- TASK STATEMENT -
The entries need to be copied exactly.

- EXCERPTED RECORDS -
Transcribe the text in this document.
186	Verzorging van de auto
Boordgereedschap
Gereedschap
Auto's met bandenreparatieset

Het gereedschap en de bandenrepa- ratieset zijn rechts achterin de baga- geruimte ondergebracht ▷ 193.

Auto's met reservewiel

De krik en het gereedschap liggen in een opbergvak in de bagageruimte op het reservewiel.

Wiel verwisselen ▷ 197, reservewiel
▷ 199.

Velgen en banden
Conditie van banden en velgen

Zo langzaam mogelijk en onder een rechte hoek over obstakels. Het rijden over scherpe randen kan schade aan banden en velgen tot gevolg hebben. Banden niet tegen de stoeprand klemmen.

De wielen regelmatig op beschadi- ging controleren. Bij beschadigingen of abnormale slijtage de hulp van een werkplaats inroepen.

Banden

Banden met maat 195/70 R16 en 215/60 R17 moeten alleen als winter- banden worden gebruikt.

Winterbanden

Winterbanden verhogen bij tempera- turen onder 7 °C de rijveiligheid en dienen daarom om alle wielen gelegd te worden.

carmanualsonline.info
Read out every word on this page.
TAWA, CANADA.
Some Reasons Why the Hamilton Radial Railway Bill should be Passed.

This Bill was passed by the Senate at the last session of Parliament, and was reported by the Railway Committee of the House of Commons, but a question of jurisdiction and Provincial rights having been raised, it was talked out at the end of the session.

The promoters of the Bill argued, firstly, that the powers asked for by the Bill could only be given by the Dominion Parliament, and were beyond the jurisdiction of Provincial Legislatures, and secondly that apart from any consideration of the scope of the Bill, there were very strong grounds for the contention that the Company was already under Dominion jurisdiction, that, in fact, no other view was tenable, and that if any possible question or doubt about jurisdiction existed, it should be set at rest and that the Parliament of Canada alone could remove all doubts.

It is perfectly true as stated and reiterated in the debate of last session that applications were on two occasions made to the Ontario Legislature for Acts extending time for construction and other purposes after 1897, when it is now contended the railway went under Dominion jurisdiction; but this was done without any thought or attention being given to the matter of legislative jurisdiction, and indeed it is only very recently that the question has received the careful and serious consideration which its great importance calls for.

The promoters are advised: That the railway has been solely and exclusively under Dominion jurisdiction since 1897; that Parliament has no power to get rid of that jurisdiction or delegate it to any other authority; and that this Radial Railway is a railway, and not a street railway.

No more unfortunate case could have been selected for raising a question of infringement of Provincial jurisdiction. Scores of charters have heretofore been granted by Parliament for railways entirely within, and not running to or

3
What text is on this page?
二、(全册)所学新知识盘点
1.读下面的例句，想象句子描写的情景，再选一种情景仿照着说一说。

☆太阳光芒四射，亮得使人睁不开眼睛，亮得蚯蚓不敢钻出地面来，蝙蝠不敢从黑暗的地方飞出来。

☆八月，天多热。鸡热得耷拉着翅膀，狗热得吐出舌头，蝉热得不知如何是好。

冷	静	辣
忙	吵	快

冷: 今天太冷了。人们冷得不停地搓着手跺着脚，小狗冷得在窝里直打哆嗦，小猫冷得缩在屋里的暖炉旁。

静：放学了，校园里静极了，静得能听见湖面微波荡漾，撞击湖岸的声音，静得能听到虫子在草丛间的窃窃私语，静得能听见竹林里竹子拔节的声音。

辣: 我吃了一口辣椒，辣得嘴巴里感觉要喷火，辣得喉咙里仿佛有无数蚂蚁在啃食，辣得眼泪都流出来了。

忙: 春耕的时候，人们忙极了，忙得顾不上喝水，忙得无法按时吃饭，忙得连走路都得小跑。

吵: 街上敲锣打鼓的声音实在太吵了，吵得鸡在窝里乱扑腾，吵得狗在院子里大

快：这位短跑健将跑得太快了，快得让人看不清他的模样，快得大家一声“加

- TASK RESPONSE -
Transcribe the text in this document.
186	Verzorging van de auto
Boordgereedschap
Gereedschap
Auto's met bandenreparatieset

Het gereedschap en de bandenrepa- ratieset zijn rechts achterin de baga- geruimte ondergebracht ▷ 193.

Auto's met reservewiel

De krik en het gereedschap liggen in een opbergvak in de bagageruimte op het reservewiel.

Wiel verwisselen ▷ 197, reservewiel
▷ 199.

Velgen en banden
Conditie van banden en velgen

Zo langzaam mogelijk en onder een rechte hoek over obstakels. Het rijden over scherpe randen kan schade aan banden en velgen tot gevolg hebben. Banden niet tegen de stoeprand klemmen.

De wielen regelmatig op beschadi- ging controleren. Bij beschadigingen of abnormale slijtage de hulp van een werkplaats inroepen.

Banden

Banden met maat 195/70 R16 en 215/60 R17 moeten alleen als winter- banden worden gebruikt.

Winterbanden

Winterbanden verhogen bij tempera- turen onder 7 °C de rijveiligheid en dienen daarom om alle wielen gelegd te worden.

carmanualsonline.info
Read out every word on this page.
TAWA, CANADA.
Some Reasons Why the Hamilton Radial Railway Bill should be Passed.

This Bill was passed by the Senate at the last session of Parliament, and was reported by the Railway Committee of the House of Commons, but a question of jurisdiction and Provincial rights having been raised, it was talked out at the end of the session.

The promoters of the Bill argued, firstly, that the powers asked for by the Bill could only be given by the Dominion Parliament, and were beyond the jurisdiction of Provincial Legislatures, and secondly that apart from any consideration of the scope of the Bill, there were very strong grounds for the contention that the Company was already under Dominion jurisdiction, that, in fact, no other view was tenable, and that if any possible question or doubt about jurisdiction existed, it should be set at rest and that the Parliament of Canada alone could remove all doubts.

It is perfectly true as stated and reiterated in the debate of last session that applications were on two occasions made to the Ontario Legislature for Acts extending time for construction and other purposes after 1897, when it is now contended the railway went under Dominion jurisdiction; but this was done without any thought or attention being given to the matter of legislative jurisdiction, and indeed it is only very recently that the question has received the careful and serious consideration which its great importance calls for.

The promoters are advised: That the railway has been solely and exclusively under Dominion jurisdiction since 1897; that Parliament has no power to get rid of that jurisdiction or delegate it to any other authority; and that this Radial Railway is a railway, and not a street railway.

No more unfortunate case could have been selected for raising a question of infringement of Provincial jurisdiction. Scores of charters have heretofore been granted by Parliament for railways entirely within, and not running to or

3
What text is on this page?
二、(全册)所学新知识盘点
1.读下面的例句，想象句子描写的情景，再选一种情景仿照着说一说。

☆太阳光芒四射，亮得使人睁不开眼睛，亮得蚯蚓不敢钻出地面来，蝙蝠不敢从黑暗的地方飞出来。

☆八月，天多热。鸡热得耷拉着翅膀，狗热得吐出舌头，蝉热得不知如何是好。

冷	静	辣
忙	吵	快

冷: 今天太冷了。人们冷得不停地搓着手跺着脚，小狗冷得在窝里直打哆嗦，小猫冷得缩在屋里的暖炉旁。

静：放学了，校园里静极了，静得能听见湖面微波荡漾，撞击湖岸的声音，静得能听到虫子在草丛间的窃窃私语，静得能听见竹林里竹子拔节的声音。

辣: 我吃了一口辣椒，辣得嘴巴里感觉要喷火，辣得喉咙里仿佛有无数蚂蚁在啃食，辣得眼泪都流出来了。

忙: 春耕的时候，人们忙极了，忙得顾不上喝水，忙得无法按时吃饭，忙得连走路都得小跑。

吵: 街上敲锣打鼓的声音实在太吵了，吵得鸡在窝里乱扑腾，吵得狗在院子里大

快：这位短跑健将跑得太快了，快得让人看不清他的模样，快得大家一声“加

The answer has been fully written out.